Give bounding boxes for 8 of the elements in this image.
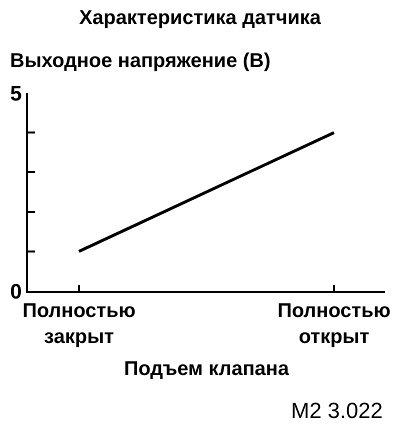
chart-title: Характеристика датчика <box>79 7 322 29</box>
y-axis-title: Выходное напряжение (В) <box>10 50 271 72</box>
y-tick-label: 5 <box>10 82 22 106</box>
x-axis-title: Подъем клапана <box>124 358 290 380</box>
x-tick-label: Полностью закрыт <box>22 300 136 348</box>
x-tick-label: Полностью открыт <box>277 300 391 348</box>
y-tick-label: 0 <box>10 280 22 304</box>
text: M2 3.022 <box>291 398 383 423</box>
+---+
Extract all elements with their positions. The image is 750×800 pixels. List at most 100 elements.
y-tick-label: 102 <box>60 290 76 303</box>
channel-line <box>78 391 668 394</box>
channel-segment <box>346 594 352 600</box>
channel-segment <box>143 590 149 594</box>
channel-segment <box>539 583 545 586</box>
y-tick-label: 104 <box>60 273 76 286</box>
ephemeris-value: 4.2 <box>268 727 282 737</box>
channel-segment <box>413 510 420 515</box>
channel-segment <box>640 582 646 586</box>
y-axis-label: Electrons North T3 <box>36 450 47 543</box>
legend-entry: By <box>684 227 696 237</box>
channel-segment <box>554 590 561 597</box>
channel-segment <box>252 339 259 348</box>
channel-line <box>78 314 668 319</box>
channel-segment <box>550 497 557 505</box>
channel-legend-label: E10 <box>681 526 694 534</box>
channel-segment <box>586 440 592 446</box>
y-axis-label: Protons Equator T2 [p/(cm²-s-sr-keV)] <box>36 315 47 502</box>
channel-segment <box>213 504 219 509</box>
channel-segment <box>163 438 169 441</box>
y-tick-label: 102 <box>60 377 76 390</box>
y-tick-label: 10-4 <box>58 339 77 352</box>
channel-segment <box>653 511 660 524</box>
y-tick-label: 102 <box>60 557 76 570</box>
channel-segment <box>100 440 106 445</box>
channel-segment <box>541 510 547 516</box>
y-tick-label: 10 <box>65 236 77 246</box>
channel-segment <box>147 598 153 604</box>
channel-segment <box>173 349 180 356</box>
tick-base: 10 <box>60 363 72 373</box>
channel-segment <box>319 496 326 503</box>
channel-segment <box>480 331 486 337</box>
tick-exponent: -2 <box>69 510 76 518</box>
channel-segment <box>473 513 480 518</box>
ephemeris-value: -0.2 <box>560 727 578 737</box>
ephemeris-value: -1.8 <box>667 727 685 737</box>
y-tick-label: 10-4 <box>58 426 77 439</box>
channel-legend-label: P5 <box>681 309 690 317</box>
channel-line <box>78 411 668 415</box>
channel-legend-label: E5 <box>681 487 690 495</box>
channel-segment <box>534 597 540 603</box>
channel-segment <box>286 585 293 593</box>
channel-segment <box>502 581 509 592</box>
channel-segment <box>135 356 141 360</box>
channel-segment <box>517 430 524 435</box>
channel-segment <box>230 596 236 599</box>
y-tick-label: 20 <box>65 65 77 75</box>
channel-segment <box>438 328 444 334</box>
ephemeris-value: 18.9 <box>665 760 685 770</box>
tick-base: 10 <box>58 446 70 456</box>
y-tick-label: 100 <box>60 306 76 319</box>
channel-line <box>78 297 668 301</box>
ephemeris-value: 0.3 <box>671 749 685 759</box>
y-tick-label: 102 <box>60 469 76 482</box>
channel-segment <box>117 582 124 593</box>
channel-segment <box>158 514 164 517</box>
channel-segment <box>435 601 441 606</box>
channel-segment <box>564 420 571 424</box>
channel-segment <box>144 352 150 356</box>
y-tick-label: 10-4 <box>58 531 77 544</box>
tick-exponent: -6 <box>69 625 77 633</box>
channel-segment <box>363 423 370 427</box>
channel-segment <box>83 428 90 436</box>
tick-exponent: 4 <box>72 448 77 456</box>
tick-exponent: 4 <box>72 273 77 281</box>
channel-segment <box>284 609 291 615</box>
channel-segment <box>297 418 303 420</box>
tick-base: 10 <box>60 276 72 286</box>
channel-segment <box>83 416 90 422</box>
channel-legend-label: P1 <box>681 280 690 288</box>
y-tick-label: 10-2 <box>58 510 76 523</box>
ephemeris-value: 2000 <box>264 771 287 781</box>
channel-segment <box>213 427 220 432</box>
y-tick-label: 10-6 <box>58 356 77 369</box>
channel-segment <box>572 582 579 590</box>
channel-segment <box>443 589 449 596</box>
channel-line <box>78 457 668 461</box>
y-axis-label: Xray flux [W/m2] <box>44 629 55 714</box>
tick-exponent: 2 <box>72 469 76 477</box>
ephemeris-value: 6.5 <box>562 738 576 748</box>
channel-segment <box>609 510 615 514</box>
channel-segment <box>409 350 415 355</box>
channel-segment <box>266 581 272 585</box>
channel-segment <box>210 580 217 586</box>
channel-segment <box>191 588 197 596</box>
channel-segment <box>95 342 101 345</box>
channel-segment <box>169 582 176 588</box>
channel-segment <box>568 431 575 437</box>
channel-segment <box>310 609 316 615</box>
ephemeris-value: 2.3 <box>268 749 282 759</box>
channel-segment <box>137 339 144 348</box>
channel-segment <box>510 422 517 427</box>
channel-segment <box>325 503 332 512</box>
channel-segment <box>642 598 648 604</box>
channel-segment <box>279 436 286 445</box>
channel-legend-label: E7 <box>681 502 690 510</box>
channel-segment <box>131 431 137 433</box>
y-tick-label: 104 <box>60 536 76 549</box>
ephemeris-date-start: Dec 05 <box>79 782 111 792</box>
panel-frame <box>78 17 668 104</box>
+---+
- **AIM OF THE EXERCISE**:
Retype the stretch of the listing above from the line containing "chart-title: Характеристика датчика" through the line containing "x-tick-label: Полностью открыт", both included.

- **EXERCISE ANSWER**:
chart-title: Характеристика датчика <box>79 7 322 29</box>
y-axis-title: Выходное напряжение (В) <box>10 50 271 72</box>
y-tick-label: 5 <box>10 82 22 106</box>
x-axis-title: Подъем клапана <box>124 358 290 380</box>
x-tick-label: Полностью закрыт <box>22 300 136 348</box>
x-tick-label: Полностью открыт <box>277 300 391 348</box>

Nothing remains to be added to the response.